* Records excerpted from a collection

────────────────────────────────────────

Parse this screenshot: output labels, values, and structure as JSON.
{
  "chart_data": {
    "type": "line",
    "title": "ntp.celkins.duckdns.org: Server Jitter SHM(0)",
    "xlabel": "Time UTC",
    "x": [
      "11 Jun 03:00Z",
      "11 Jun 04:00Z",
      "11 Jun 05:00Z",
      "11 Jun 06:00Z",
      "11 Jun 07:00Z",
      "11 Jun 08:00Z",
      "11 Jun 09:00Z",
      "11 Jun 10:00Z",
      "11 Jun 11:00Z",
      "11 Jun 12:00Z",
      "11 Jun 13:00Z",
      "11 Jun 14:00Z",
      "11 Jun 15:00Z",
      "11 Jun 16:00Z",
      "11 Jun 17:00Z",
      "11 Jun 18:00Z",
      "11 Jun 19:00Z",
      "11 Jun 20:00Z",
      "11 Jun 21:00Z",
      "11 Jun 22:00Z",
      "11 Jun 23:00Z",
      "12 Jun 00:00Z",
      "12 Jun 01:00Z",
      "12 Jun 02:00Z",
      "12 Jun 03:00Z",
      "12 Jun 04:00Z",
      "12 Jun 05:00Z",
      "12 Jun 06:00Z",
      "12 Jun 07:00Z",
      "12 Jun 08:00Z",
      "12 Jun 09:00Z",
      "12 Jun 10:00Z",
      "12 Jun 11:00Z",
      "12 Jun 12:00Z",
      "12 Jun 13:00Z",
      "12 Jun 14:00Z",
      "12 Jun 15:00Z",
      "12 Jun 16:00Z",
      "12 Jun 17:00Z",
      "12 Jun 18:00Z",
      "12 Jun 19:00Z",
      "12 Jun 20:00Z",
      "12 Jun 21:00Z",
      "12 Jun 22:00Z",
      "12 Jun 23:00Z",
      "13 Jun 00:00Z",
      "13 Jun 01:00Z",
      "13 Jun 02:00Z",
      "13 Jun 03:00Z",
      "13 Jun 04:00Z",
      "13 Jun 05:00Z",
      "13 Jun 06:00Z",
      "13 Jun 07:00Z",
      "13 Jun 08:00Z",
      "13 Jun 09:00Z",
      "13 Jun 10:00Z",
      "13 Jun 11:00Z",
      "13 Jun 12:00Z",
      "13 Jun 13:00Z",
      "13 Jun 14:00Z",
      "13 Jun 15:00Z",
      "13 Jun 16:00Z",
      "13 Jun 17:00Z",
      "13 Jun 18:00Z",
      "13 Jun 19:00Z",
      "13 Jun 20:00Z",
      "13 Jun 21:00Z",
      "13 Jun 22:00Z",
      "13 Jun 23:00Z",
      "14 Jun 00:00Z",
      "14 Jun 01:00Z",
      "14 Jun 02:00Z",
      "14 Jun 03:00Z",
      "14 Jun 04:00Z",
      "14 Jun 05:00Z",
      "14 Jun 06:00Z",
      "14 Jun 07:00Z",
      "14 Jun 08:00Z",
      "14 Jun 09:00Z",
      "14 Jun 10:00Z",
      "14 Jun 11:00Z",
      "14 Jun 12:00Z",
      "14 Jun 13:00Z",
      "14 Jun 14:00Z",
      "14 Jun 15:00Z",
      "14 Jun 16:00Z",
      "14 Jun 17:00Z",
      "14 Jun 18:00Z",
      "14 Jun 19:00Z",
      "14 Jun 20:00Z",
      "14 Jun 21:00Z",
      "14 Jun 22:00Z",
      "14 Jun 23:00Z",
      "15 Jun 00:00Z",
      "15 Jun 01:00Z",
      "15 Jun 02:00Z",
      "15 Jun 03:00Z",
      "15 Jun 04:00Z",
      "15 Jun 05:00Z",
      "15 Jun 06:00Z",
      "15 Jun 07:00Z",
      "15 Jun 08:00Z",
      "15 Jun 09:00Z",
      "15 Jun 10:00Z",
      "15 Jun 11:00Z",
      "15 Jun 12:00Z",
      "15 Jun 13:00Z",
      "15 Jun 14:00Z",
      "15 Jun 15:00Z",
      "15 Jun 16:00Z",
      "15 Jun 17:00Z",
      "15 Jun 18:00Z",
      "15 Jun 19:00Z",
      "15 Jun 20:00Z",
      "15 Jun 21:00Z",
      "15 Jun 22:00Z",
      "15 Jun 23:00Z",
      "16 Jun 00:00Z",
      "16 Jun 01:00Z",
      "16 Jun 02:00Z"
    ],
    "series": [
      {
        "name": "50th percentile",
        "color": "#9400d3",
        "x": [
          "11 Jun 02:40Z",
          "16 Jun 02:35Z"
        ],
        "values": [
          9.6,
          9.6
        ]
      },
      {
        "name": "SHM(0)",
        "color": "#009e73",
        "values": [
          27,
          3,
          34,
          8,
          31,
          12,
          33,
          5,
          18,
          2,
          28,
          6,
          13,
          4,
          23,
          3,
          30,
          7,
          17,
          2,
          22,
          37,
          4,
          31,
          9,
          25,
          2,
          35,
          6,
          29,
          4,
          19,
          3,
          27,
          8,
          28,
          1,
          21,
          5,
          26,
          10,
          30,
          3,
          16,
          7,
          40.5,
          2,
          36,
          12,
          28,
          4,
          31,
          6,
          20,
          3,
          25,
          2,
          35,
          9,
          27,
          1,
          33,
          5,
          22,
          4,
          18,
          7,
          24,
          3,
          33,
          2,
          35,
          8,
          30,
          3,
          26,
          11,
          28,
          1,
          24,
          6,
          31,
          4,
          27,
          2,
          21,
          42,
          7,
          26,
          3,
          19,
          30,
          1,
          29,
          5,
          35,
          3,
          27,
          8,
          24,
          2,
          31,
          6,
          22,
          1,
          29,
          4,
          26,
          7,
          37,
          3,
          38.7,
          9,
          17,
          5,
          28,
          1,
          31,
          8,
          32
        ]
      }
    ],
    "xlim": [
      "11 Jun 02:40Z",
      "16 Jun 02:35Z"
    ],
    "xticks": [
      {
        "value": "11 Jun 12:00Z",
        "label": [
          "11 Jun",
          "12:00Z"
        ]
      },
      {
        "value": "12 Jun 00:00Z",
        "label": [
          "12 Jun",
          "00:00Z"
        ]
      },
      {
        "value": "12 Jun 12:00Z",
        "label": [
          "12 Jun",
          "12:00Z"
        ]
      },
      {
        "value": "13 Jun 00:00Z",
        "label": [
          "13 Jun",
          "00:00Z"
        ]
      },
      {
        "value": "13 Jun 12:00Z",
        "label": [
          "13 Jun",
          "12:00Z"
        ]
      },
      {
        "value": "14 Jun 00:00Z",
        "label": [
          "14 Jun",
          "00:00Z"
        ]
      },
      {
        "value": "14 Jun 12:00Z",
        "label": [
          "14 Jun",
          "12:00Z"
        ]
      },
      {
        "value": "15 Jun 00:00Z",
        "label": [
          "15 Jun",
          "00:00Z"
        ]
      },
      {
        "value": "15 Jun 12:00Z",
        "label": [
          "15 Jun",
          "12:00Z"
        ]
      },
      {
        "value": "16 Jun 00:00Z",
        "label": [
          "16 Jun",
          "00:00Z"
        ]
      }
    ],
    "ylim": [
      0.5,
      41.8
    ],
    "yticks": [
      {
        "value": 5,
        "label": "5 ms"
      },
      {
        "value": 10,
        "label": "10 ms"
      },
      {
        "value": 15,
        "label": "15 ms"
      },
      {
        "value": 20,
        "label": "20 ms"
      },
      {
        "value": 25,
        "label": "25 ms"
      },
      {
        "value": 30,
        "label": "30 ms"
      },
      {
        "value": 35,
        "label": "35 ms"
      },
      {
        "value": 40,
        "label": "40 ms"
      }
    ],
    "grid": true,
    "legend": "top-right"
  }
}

────────────────────────────────────────

Restate every record exactly, leaving nothing out.

* SOLUTION FOR THIS EXERCISE
Parse this screenshot: output labels, values, and structure as JSON.
{
  "chart_data": {
    "type": "line",
    "title": "ntp.celkins.duckdns.org: Server Jitter SHM(0)",
    "xlabel": "Time UTC",
    "x": [
      "11 Jun 03:00Z",
      "11 Jun 04:00Z",
      "11 Jun 05:00Z",
      "11 Jun 06:00Z",
      "11 Jun 07:00Z",
      "11 Jun 08:00Z",
      "11 Jun 09:00Z",
      "11 Jun 10:00Z",
      "11 Jun 11:00Z",
      "11 Jun 12:00Z",
      "11 Jun 13:00Z",
      "11 Jun 14:00Z",
      "11 Jun 15:00Z",
      "11 Jun 16:00Z",
      "11 Jun 17:00Z",
      "11 Jun 18:00Z",
      "11 Jun 19:00Z",
      "11 Jun 20:00Z",
      "11 Jun 21:00Z",
      "11 Jun 22:00Z",
      "11 Jun 23:00Z",
      "12 Jun 00:00Z",
      "12 Jun 01:00Z",
      "12 Jun 02:00Z",
      "12 Jun 03:00Z",
      "12 Jun 04:00Z",
      "12 Jun 05:00Z",
      "12 Jun 06:00Z",
      "12 Jun 07:00Z",
      "12 Jun 08:00Z",
      "12 Jun 09:00Z",
      "12 Jun 10:00Z",
      "12 Jun 11:00Z",
      "12 Jun 12:00Z",
      "12 Jun 13:00Z",
      "12 Jun 14:00Z",
      "12 Jun 15:00Z",
      "12 Jun 16:00Z",
      "12 Jun 17:00Z",
      "12 Jun 18:00Z",
      "12 Jun 19:00Z",
      "12 Jun 20:00Z",
      "12 Jun 21:00Z",
      "12 Jun 22:00Z",
      "12 Jun 23:00Z",
      "13 Jun 00:00Z",
      "13 Jun 01:00Z",
      "13 Jun 02:00Z",
      "13 Jun 03:00Z",
      "13 Jun 04:00Z",
      "13 Jun 05:00Z",
      "13 Jun 06:00Z",
      "13 Jun 07:00Z",
      "13 Jun 08:00Z",
      "13 Jun 09:00Z",
      "13 Jun 10:00Z",
      "13 Jun 11:00Z",
      "13 Jun 12:00Z",
      "13 Jun 13:00Z",
      "13 Jun 14:00Z",
      "13 Jun 15:00Z",
      "13 Jun 16:00Z",
      "13 Jun 17:00Z",
      "13 Jun 18:00Z",
      "13 Jun 19:00Z",
      "13 Jun 20:00Z",
      "13 Jun 21:00Z",
      "13 Jun 22:00Z",
      "13 Jun 23:00Z",
      "14 Jun 00:00Z",
      "14 Jun 01:00Z",
      "14 Jun 02:00Z",
      "14 Jun 03:00Z",
      "14 Jun 04:00Z",
      "14 Jun 05:00Z",
      "14 Jun 06:00Z",
      "14 Jun 07:00Z",
      "14 Jun 08:00Z",
      "14 Jun 09:00Z",
      "14 Jun 10:00Z",
      "14 Jun 11:00Z",
      "14 Jun 12:00Z",
      "14 Jun 13:00Z",
      "14 Jun 14:00Z",
      "14 Jun 15:00Z",
      "14 Jun 16:00Z",
      "14 Jun 17:00Z",
      "14 Jun 18:00Z",
      "14 Jun 19:00Z",
      "14 Jun 20:00Z",
      "14 Jun 21:00Z",
      "14 Jun 22:00Z",
      "14 Jun 23:00Z",
      "15 Jun 00:00Z",
      "15 Jun 01:00Z",
      "15 Jun 02:00Z",
      "15 Jun 03:00Z",
      "15 Jun 04:00Z",
      "15 Jun 05:00Z",
      "15 Jun 06:00Z",
      "15 Jun 07:00Z",
      "15 Jun 08:00Z",
      "15 Jun 09:00Z",
      "15 Jun 10:00Z",
      "15 Jun 11:00Z",
      "15 Jun 12:00Z",
      "15 Jun 13:00Z",
      "15 Jun 14:00Z",
      "15 Jun 15:00Z",
      "15 Jun 16:00Z",
      "15 Jun 17:00Z",
      "15 Jun 18:00Z",
      "15 Jun 19:00Z",
      "15 Jun 20:00Z",
      "15 Jun 21:00Z",
      "15 Jun 22:00Z",
      "15 Jun 23:00Z",
      "16 Jun 00:00Z",
      "16 Jun 01:00Z",
      "16 Jun 02:00Z"
    ],
    "series": [
      {
        "name": "50th percentile",
        "color": "#9400d3",
        "x": [
          "11 Jun 02:40Z",
          "16 Jun 02:35Z"
        ],
        "values": [
          9.6,
          9.6
        ]
      },
      {
        "name": "SHM(0)",
        "color": "#009e73",
        "values": [
          27,
          3,
          34,
          8,
          31,
          12,
          33,
          5,
          18,
          2,
          28,
          6,
          13,
          4,
          23,
          3,
          30,
          7,
          17,
          2,
          22,
          37,
          4,
          31,
          9,
          25,
          2,
          35,
          6,
          29,
          4,
          19,
          3,
          27,
          8,
          28,
          1,
          21,
          5,
          26,
          10,
          30,
          3,
          16,
          7,
          40.5,
          2,
          36,
          12,
          28,
          4,
          31,
          6,
          20,
          3,
          25,
          2,
          35,
          9,
          27,
          1,
          33,
          5,
          22,
          4,
          18,
          7,
          24,
          3,
          33,
          2,
          35,
          8,
          30,
          3,
          26,
          11,
          28,
          1,
          24,
          6,
          31,
          4,
          27,
          2,
          21,
          42,
          7,
          26,
          3,
          19,
          30,
          1,
          29,
          5,
          35,
          3,
          27,
          8,
          24,
          2,
          31,
          6,
          22,
          1,
          29,
          4,
          26,
          7,
          37,
          3,
          38.7,
          9,
          17,
          5,
          28,
          1,
          31,
          8,
          32
        ]
      }
    ],
    "xlim": [
      "11 Jun 02:40Z",
      "16 Jun 02:35Z"
    ],
    "xticks": [
      {
        "value": "11 Jun 12:00Z",
        "label": [
          "11 Jun",
          "12:00Z"
        ]
      },
      {
        "value": "12 Jun 00:00Z",
        "label": [
          "12 Jun",
          "00:00Z"
        ]
      },
      {
        "value": "12 Jun 12:00Z",
        "label": [
          "12 Jun",
          "12:00Z"
        ]
      },
      {
        "value": "13 Jun 00:00Z",
        "label": [
          "13 Jun",
          "00:00Z"
        ]
      },
      {
        "value": "13 Jun 12:00Z",
        "label": [
          "13 Jun",
          "12:00Z"
        ]
      },
      {
        "value": "14 Jun 00:00Z",
        "label": [
          "14 Jun",
          "00:00Z"
        ]
      },
      {
        "value": "14 Jun 12:00Z",
        "label": [
          "14 Jun",
          "12:00Z"
        ]
      },
      {
        "value": "15 Jun 00:00Z",
        "label": [
          "15 Jun",
          "00:00Z"
        ]
      },
      {
        "value": "15 Jun 12:00Z",
        "label": [
          "15 Jun",
          "12:00Z"
        ]
      },
      {
        "value": "16 Jun 00:00Z",
        "label": [
          "16 Jun",
          "00:00Z"
        ]
      }
    ],
    "ylim": [
      0.5,
      41.8
    ],
    "yticks": [
      {
        "value": 5,
        "label": "5 ms"
      },
      {
        "value": 10,
        "label": "10 ms"
      },
      {
        "value": 15,
        "label": "15 ms"
      },
      {
        "value": 20,
        "label": "20 ms"
      },
      {
        "value": 25,
        "label": "25 ms"
      },
      {
        "value": 30,
        "label": "30 ms"
      },
      {
        "value": 35,
        "label": "35 ms"
      },
      {
        "value": 40,
        "label": "40 ms"
      }
    ],
    "grid": true,
    "legend": "top-right"
  }
}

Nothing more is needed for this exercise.